> **Required task**:
Print all of the lines exactly. Any picture among them stays out.
[begin Exercise input]
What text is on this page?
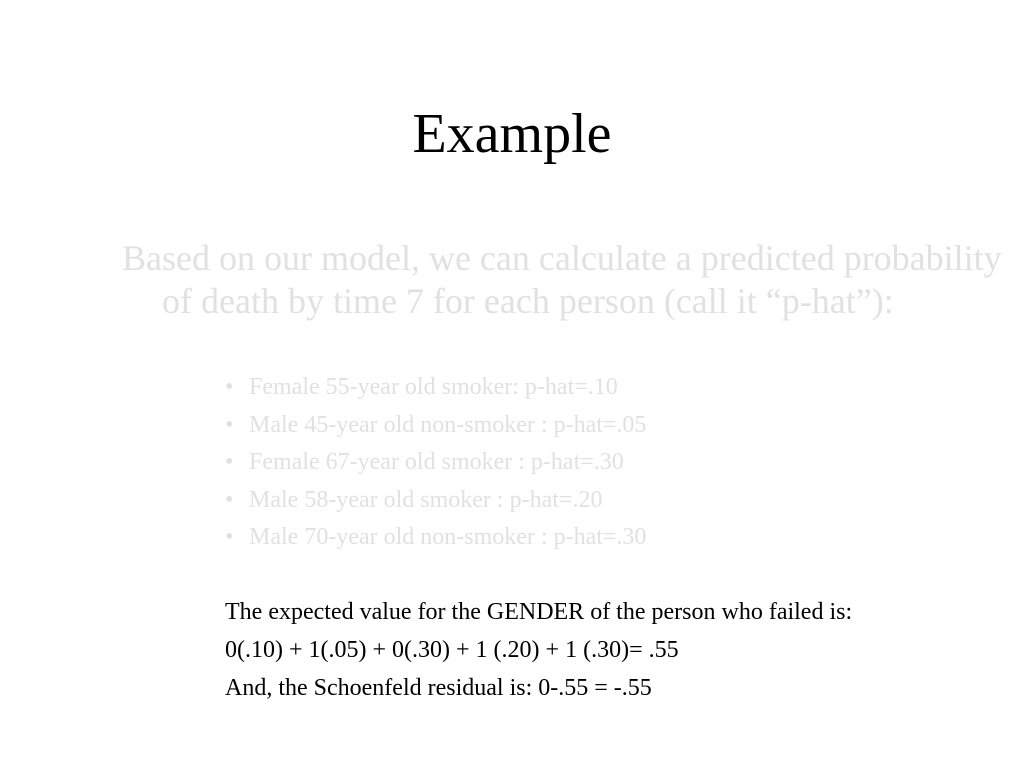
Example
Based on our model, we can calculate a predicted probability of death by time 7 for each person (call it “p-hat”):
• Female 55-year old smoker: p-hat=.10
• Male 45-year old non-smoker : p-hat=.05
• Female 67-year old smoker : p-hat=.30
• Male 58-year old smoker : p-hat=.20
• Male 70-year old non-smoker : p-hat=.30
The expected value for the GENDER of the person who failed is:
0(.10) + 1(.05) + 0(.30) + 1 (.20) + 1 (.30)= .55
And, the Schoenfeld residual is: 0-.55 = -.55
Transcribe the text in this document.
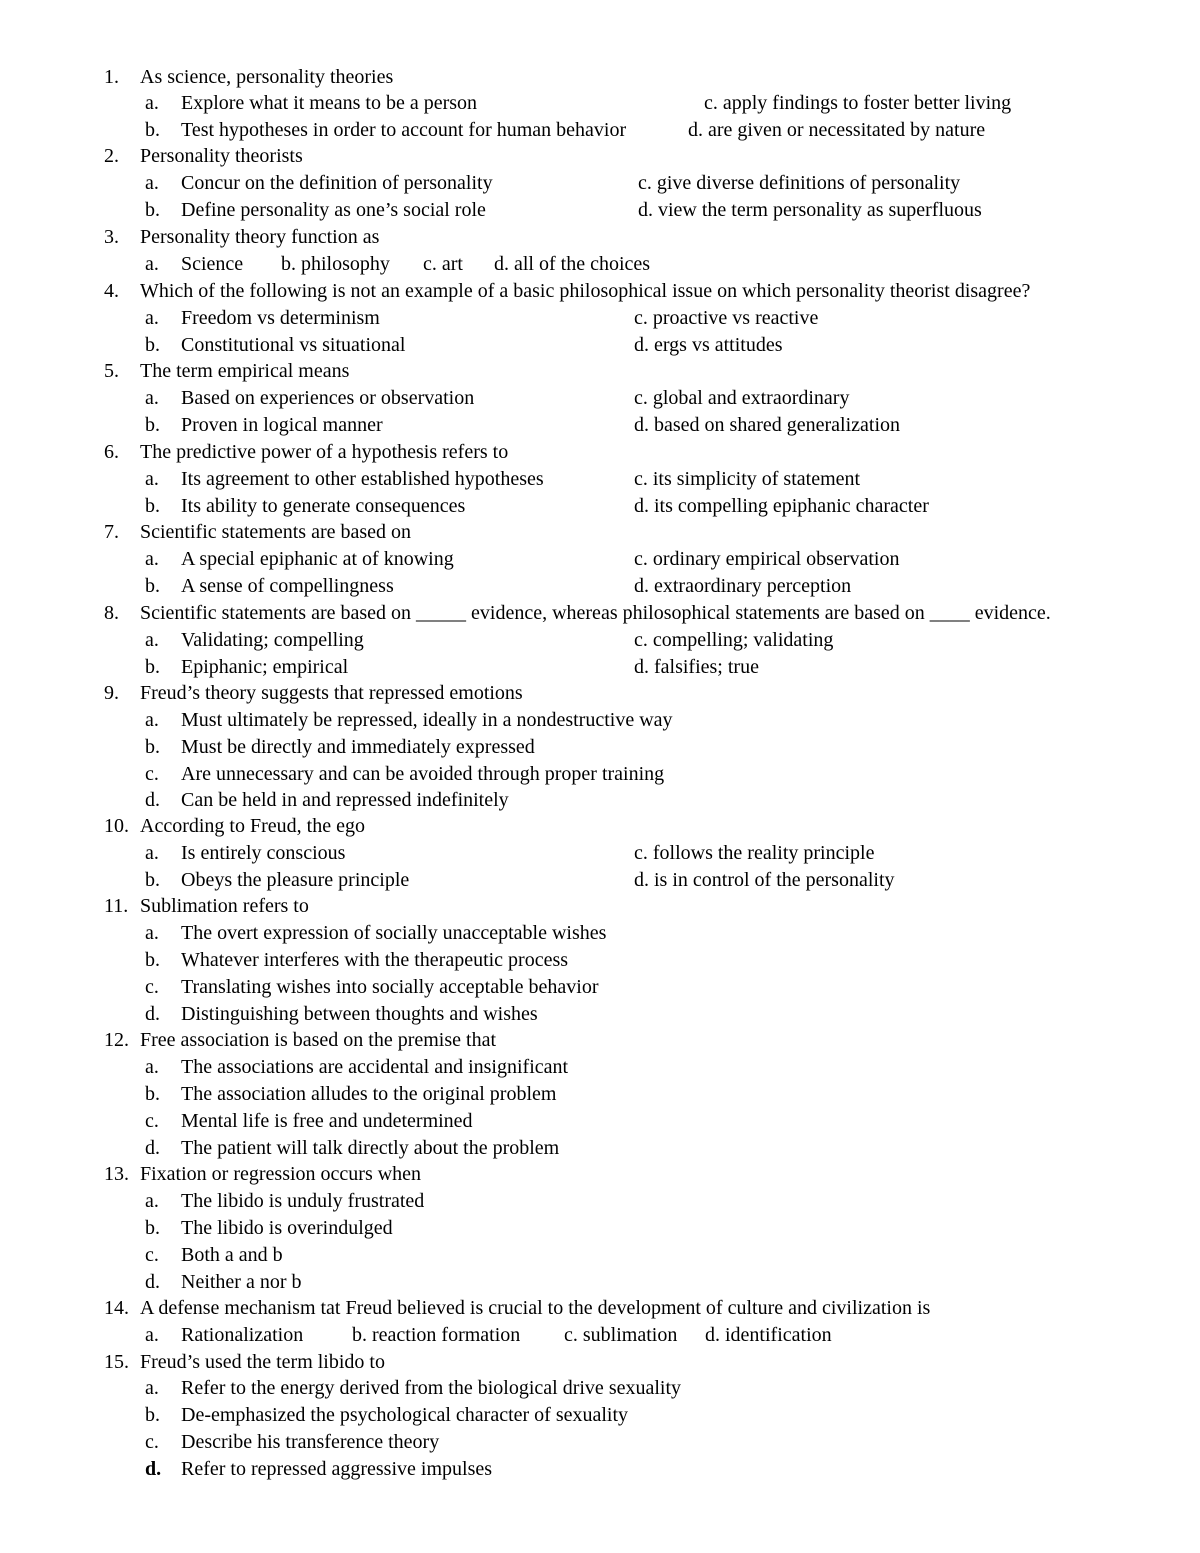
1. As science, personality theories
a. Explore what it means to be a person	c. apply findings to foster better living
b. Test hypotheses in order to account for human behavior	d. are given or necessitated by nature
2. Personality theorists
a. Concur on the definition of personality	c. give diverse definitions of personality
b. Define personality as one’s social role	d. view the term personality as superfluous
3. Personality theory function as
a. Science b. philosophy c. art d. all of the choices
4. Which of the following is not an example of a basic philosophical issue on which personality theorist disagree?
a. Freedom vs determinism	c. proactive vs reactive
b. Constitutional vs situational	d. ergs vs attitudes
5. The term empirical means
a. Based on experiences or observation	c. global and extraordinary
b. Proven in logical manner	d. based on shared generalization
6. The predictive power of a hypothesis refers to
a. Its agreement to other established hypotheses	c. its simplicity of statement
b. Its ability to generate consequences	d. its compelling epiphanic character
7. Scientific statements are based on
a. A special epiphanic at of knowing	c. ordinary empirical observation
b. A sense of compellingness	d. extraordinary perception
8. Scientific statements are based on _____ evidence, whereas philosophical statements are based on ____ evidence.
a. Validating; compelling	c. compelling; validating
b. Epiphanic; empirical	d. falsifies; true
9. Freud’s theory suggests that repressed emotions
a. Must ultimately be repressed, ideally in a nondestructive way
b. Must be directly and immediately expressed
c. Are unnecessary and can be avoided through proper training
d. Can be held in and repressed indefinitely
10. According to Freud, the ego
a. Is entirely conscious	c. follows the reality principle
b. Obeys the pleasure principle	d. is in control of the personality
11. Sublimation refers to
a. The overt expression of socially unacceptable wishes
b. Whatever interferes with the therapeutic process
c. Translating wishes into socially acceptable behavior
d. Distinguishing between thoughts and wishes
12. Free association is based on the premise that
a. The associations are accidental and insignificant
b. The association alludes to the original problem
c. Mental life is free and undetermined
d. The patient will talk directly about the problem
13. Fixation or regression occurs when
a. The libido is unduly frustrated
b. The libido is overindulged
c. Both a and b
d. Neither a nor b
14. A defense mechanism tat Freud believed is crucial to the development of culture and civilization is
a. Rationalization b. reaction formation c. sublimation d. identification
15. Freud’s used the term libido to
a. Refer to the energy derived from the biological drive sexuality
b. De-emphasized the psychological character of sexuality
c. Describe his transference theory
d. Refer to repressed aggressive impulses
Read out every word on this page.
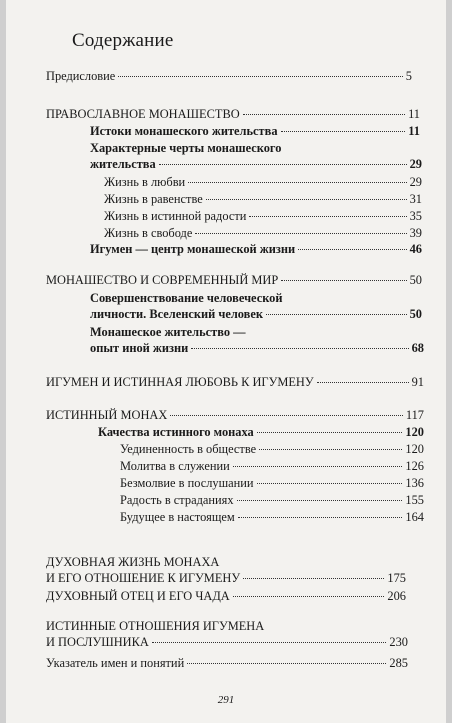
Содержание
Предисловие	5
ПРАВОСЛАВНОЕ МОНАШЕСТВО	11
Истоки монашеского жительства	11
Характерные черты монашеского
жительства	29
Жизнь в любви	29
Жизнь в равенстве	31
Жизнь в истинной радости	35
Жизнь в свободе	39
Игумен — центр монашеской жизни	46
МОНАШЕСТВО И СОВРЕМЕННЫЙ МИР	50
Совершенствование человеческой
личности. Вселенский человек	50
Монашеское жительство —
опыт иной жизни	68
ИГУМЕН И ИСТИННАЯ ЛЮБОВЬ К ИГУМЕНУ	91
ИСТИННЫЙ МОНАХ	117
Качества истинного монаха	120
Уединенность в обществе	120
Молитва в служении	126
Безмолвие в послушании	136
Радость в страданиях	155
Будущее в настоящем	164
ДУХОВНАЯ ЖИЗНЬ МОНАХА
И ЕГО ОТНОШЕНИЕ К ИГУМЕНУ	175
ДУХОВНЫЙ ОТЕЦ И ЕГО ЧАДА	206
ИСТИННЫЕ ОТНОШЕНИЯ ИГУМЕНА
И ПОСЛУШНИКА	230
Указатель имен и понятий	285
291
[end Exercise input]
> **Final result**:
What text is on this page?
Example
Based on our model, we can calculate a predicted probability of death by time 7 for each person (call it “p-hat”):
• Female 55-year old smoker: p-hat=.10
• Male 45-year old non-smoker : p-hat=.05
• Female 67-year old smoker : p-hat=.30
• Male 58-year old smoker : p-hat=.20
• Male 70-year old non-smoker : p-hat=.30
The expected value for the GENDER of the person who failed is:
0(.10) + 1(.05) + 0(.30) + 1 (.20) + 1 (.30)= .55
And, the Schoenfeld residual is: 0-.55 = -.55
Transcribe the text in this document.
1. As science, personality theories
a. Explore what it means to be a person	c. apply findings to foster better living
b. Test hypotheses in order to account for human behavior	d. are given or necessitated by nature
2. Personality theorists
a. Concur on the definition of personality	c. give diverse definitions of personality
b. Define personality as one’s social role	d. view the term personality as superfluous
3. Personality theory function as
a. Science b. philosophy c. art d. all of the choices
4. Which of the following is not an example of a basic philosophical issue on which personality theorist disagree?
a. Freedom vs determinism	c. proactive vs reactive
b. Constitutional vs situational	d. ergs vs attitudes
5. The term empirical means
a. Based on experiences or observation	c. global and extraordinary
b. Proven in logical manner	d. based on shared generalization
6. The predictive power of a hypothesis refers to
a. Its agreement to other established hypotheses	c. its simplicity of statement
b. Its ability to generate consequences	d. its compelling epiphanic character
7. Scientific statements are based on
a. A special epiphanic at of knowing	c. ordinary empirical observation
b. A sense of compellingness	d. extraordinary perception
8. Scientific statements are based on _____ evidence, whereas philosophical statements are based on ____ evidence.
a. Validating; compelling	c. compelling; validating
b. Epiphanic; empirical	d. falsifies; true
9. Freud’s theory suggests that repressed emotions
a. Must ultimately be repressed, ideally in a nondestructive way
b. Must be directly and immediately expressed
c. Are unnecessary and can be avoided through proper training
d. Can be held in and repressed indefinitely
10. According to Freud, the ego
a. Is entirely conscious	c. follows the reality principle
b. Obeys the pleasure principle	d. is in control of the personality
11. Sublimation refers to
a. The overt expression of socially unacceptable wishes
b. Whatever interferes with the therapeutic process
c. Translating wishes into socially acceptable behavior
d. Distinguishing between thoughts and wishes
12. Free association is based on the premise that
a. The associations are accidental and insignificant
b. The association alludes to the original problem
c. Mental life is free and undetermined
d. The patient will talk directly about the problem
13. Fixation or regression occurs when
a. The libido is unduly frustrated
b. The libido is overindulged
c. Both a and b
d. Neither a nor b
14. A defense mechanism tat Freud believed is crucial to the development of culture and civilization is
a. Rationalization b. reaction formation c. sublimation d. identification
15. Freud’s used the term libido to
a. Refer to the energy derived from the biological drive sexuality
b. De-emphasized the psychological character of sexuality
c. Describe his transference theory
d. Refer to repressed aggressive impulses
Read out every word on this page.
Содержание
Предисловие	5
ПРАВОСЛАВНОЕ МОНАШЕСТВО	11
Истоки монашеского жительства	11
Характерные черты монашеского
жительства	29
Жизнь в любви	29
Жизнь в равенстве	31
Жизнь в истинной радости	35
Жизнь в свободе	39
Игумен — центр монашеской жизни	46
МОНАШЕСТВО И СОВРЕМЕННЫЙ МИР	50
Совершенствование человеческой
личности. Вселенский человек	50
Монашеское жительство —
опыт иной жизни	68
ИГУМЕН И ИСТИННАЯ ЛЮБОВЬ К ИГУМЕНУ	91
ИСТИННЫЙ МОНАХ	117
Качества истинного монаха	120
Уединенность в обществе	120
Молитва в служении	126
Безмолвие в послушании	136
Радость в страданиях	155
Будущее в настоящем	164
ДУХОВНАЯ ЖИЗНЬ МОНАХА
И ЕГО ОТНОШЕНИЕ К ИГУМЕНУ	175
ДУХОВНЫЙ ОТЕЦ И ЕГО ЧАДА	206
ИСТИННЫЕ ОТНОШЕНИЯ ИГУМЕНА
И ПОСЛУШНИКА	230
Указатель имен и понятий	285
291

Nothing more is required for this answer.